* **What to produce**
Lift out all lines below that contain "text".

Recorded data
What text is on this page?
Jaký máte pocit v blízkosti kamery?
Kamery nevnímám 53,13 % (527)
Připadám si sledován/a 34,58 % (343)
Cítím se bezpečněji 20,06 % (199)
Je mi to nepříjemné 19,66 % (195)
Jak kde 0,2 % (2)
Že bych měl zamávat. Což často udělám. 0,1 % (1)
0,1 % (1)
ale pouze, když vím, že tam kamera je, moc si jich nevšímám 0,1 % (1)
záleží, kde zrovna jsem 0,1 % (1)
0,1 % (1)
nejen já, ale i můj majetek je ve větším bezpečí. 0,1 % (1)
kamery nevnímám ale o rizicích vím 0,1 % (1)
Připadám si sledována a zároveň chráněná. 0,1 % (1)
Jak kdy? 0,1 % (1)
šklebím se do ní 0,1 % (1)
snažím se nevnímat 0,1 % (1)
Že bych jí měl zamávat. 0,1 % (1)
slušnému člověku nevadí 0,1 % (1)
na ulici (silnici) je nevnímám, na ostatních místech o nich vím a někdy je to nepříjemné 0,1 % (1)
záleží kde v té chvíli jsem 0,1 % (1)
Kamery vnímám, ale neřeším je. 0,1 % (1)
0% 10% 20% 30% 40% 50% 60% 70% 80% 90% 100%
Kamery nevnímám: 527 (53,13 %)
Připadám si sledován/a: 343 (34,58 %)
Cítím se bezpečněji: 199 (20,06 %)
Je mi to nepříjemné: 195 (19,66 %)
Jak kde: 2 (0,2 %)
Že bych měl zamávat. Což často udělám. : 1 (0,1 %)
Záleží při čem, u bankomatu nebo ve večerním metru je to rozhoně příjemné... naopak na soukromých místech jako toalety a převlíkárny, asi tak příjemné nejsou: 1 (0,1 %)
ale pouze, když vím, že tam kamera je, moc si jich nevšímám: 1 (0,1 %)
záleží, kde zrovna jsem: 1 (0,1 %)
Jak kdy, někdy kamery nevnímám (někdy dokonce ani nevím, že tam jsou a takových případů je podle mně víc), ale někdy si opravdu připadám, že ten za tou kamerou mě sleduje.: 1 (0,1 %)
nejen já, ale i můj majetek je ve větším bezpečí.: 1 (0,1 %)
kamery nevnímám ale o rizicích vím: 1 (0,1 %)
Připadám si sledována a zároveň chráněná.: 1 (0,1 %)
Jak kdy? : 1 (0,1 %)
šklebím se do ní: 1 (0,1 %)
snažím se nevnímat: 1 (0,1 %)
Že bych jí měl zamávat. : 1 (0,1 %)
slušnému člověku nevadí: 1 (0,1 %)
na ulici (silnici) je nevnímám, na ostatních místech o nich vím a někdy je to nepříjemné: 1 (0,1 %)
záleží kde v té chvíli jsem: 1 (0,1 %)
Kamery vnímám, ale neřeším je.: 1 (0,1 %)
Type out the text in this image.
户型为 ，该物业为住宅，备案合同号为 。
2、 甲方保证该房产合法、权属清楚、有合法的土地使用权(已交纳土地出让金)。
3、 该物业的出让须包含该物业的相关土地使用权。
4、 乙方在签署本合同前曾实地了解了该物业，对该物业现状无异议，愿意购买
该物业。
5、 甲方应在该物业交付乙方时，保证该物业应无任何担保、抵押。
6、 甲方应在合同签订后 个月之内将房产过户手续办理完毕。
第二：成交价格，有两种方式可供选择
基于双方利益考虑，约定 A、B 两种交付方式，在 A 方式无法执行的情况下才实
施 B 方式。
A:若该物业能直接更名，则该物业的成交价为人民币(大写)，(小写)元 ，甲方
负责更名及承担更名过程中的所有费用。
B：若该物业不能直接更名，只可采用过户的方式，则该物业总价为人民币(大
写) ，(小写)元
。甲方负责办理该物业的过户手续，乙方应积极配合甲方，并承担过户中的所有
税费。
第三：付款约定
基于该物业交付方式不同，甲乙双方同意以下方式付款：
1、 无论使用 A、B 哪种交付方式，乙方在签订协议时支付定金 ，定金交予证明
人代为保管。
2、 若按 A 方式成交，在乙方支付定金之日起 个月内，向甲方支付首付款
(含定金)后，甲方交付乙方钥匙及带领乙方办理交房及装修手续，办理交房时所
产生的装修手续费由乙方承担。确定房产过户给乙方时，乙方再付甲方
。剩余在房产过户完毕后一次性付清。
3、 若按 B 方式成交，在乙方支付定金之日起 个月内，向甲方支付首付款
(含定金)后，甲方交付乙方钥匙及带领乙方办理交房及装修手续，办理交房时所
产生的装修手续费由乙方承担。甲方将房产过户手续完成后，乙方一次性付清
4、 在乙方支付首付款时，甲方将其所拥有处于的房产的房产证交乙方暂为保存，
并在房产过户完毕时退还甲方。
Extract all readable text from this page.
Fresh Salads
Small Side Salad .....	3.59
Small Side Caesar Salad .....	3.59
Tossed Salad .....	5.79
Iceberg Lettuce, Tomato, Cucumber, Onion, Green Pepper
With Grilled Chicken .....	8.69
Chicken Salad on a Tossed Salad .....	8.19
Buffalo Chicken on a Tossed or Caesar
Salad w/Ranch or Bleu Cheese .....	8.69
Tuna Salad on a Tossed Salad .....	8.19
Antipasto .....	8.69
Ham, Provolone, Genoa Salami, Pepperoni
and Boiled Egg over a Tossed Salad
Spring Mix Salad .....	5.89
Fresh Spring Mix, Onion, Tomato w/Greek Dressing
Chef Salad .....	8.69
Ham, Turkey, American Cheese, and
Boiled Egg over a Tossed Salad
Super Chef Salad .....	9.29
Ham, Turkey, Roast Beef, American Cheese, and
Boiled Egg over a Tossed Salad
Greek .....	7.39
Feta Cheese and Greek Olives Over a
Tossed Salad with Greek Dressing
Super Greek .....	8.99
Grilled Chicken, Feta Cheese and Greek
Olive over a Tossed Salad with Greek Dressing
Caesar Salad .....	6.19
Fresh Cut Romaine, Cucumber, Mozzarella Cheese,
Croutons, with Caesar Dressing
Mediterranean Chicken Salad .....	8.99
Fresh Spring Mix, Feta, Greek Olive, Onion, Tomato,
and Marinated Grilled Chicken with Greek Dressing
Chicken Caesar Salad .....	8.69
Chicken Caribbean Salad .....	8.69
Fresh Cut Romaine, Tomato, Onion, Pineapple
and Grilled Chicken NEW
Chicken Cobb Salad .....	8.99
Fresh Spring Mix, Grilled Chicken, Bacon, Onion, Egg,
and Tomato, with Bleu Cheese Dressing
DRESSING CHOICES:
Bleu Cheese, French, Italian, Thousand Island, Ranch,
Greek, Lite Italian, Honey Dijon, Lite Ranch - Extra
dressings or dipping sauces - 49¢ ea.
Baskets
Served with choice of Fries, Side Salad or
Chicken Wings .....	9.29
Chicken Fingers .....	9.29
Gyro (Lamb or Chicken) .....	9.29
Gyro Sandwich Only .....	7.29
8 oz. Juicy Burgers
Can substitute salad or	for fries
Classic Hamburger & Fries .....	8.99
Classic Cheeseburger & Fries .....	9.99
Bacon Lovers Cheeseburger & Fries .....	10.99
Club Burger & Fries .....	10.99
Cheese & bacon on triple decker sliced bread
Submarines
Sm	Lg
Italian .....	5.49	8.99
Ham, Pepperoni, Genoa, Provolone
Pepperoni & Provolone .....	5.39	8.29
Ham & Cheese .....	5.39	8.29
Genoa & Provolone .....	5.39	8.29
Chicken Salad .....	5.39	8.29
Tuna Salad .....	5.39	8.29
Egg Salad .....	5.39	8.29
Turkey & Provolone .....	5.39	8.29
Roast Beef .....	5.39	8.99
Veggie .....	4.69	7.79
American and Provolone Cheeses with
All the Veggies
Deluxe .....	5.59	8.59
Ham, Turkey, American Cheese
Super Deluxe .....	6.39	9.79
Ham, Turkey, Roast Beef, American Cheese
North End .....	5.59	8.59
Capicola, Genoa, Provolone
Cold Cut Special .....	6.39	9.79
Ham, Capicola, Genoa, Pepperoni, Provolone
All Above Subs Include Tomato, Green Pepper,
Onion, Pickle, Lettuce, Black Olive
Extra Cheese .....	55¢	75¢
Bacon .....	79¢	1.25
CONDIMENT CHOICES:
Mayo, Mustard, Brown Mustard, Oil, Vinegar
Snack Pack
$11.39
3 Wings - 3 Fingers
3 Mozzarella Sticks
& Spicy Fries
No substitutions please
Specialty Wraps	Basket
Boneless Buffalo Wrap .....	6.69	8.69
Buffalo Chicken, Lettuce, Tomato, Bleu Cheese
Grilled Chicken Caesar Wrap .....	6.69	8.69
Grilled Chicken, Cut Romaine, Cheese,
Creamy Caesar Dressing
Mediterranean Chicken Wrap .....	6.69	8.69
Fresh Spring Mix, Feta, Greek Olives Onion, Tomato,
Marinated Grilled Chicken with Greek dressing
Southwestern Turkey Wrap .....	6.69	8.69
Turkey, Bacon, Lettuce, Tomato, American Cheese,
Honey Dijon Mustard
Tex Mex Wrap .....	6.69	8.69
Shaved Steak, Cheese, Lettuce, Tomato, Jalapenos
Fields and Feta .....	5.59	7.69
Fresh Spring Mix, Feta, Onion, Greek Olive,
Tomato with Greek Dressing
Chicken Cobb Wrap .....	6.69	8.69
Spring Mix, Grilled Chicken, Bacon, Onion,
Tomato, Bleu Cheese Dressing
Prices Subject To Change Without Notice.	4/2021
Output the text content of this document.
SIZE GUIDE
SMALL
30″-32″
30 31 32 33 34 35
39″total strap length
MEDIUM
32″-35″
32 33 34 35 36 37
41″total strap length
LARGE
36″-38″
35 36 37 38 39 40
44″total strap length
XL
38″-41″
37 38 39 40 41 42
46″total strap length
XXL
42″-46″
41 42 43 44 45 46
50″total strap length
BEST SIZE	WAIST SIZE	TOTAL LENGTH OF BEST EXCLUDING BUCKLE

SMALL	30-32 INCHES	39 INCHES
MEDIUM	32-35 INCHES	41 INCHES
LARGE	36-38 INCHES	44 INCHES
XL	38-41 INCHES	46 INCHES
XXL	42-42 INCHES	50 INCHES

* **The solution**
What text is on this page?
Type out the text in this image.
Extract all readable text from this page.
Output the text content of this document.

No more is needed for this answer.